**TEXTE:**
- Global Voices en Français - https://fr.globalvoices.org -

Cameroun : Que promettent les candidats aux élections législatives et municipales du 30 septembre prochain ?

Catégories: Afrique Sub-Saharienne, Cameroun, Développement, Élections, Politique, Santé

Les élections, ou du moins les campagnes électorales, sont généralement l’occasion pour les hommes politiques de rivaliser d’adresse en termes de promesses. Et ceux du Cameroun, en lice pour les élections en vue du renouvellement des députés à l’assemblée nationale [1] et des conseillers municipaux (au niveau des communes [2] que compte le pays), du 30 septembre prochain, ne semblent pas échapper à la règle.

 

Les départements au Cameroun par région - Domaine public [3]

Les départements au Cameroun par région – Domaine public

Même si le plus souvent ces promesses ne sont pas toujours tenues, au moins elles donnent un aperçu des ambitions (supposées) des uns et des autres et, d’une certaine manière, nous donnent une idée des différents manquements du pays ou de la communauté concernée. Mais encore faudrait-il que les différents candidats aient des programmes bien définis et qu’ils les fassent connaitre.

Candidats, déclinez vos programmes !

Comme l’affirme Crescence Nyindi dans un article [4] paru sur le site Echos des Grands Lacs :

proposer des programmes cohérents n'est pas la chose la plus aisée pour certains partis politiques engagés dans la course.

Car, depuis le début de la campagne électorale [5] le 15 septembre dernier, nombreux sont les camerounais qui ne cessent de tendre l’oreille sans vraiment rien entendre de concret venant de la bouche de nombreux candidats en lice. C’est dire si ces candidats brillent par la qualité et la consistance de leurs programmes.

Comme un air de déjà vu

Cela va sans dire que tous les partis politiques en lice dans les différentes circonscriptions électorales ont des programmes, plus ou moins clairement définis. Cependant, le manque d’ambition et d’innovation dans la plupart  de ces plans d’actions laisse à désirer.

Dans un article [6] paru sur son blog, le blogueur Mathias Mouendé Ngamo, présente le programme du Cameroon People’s Party (CPP) d’Edith Kah Walla : « qui convoite 132 sièges à ces élections municipales » dans quelques circonscriptions administratives du pays dont celle de Douala 1er. Un programme qui se déclinerait en 3 axes (politique, économique et social). Ce parti entend par exemple [6] :

former par an 1000 jeunes en informatique, « afin de qu’ils correspondent au nouveau profil de l’emploi recherché par les entreprises.

Comme si le pays ne dispose pas déjà d’assez de jeunes formés et compétents dans ces domaines.

Idem pour ce candidat du Social Democratic Front qui promet [7] :

 du travail aux jeunes et une éducation plus accrue notamment.

**LIGNES DE DONNÉES:**
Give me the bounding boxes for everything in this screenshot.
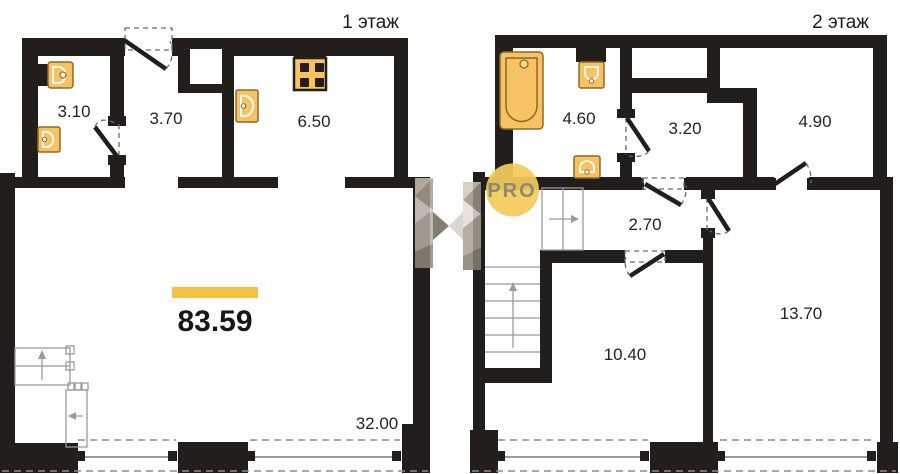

**ÉNONCÉ:** Selon le texte sur les élections au Cameroun, combien de jeunes le Cameroon People's Party veut-il former en informatique chaque année ? Ce matériau n'a aucun lien avec le texte.

**SOLUTION:** 1000 jeunes par an.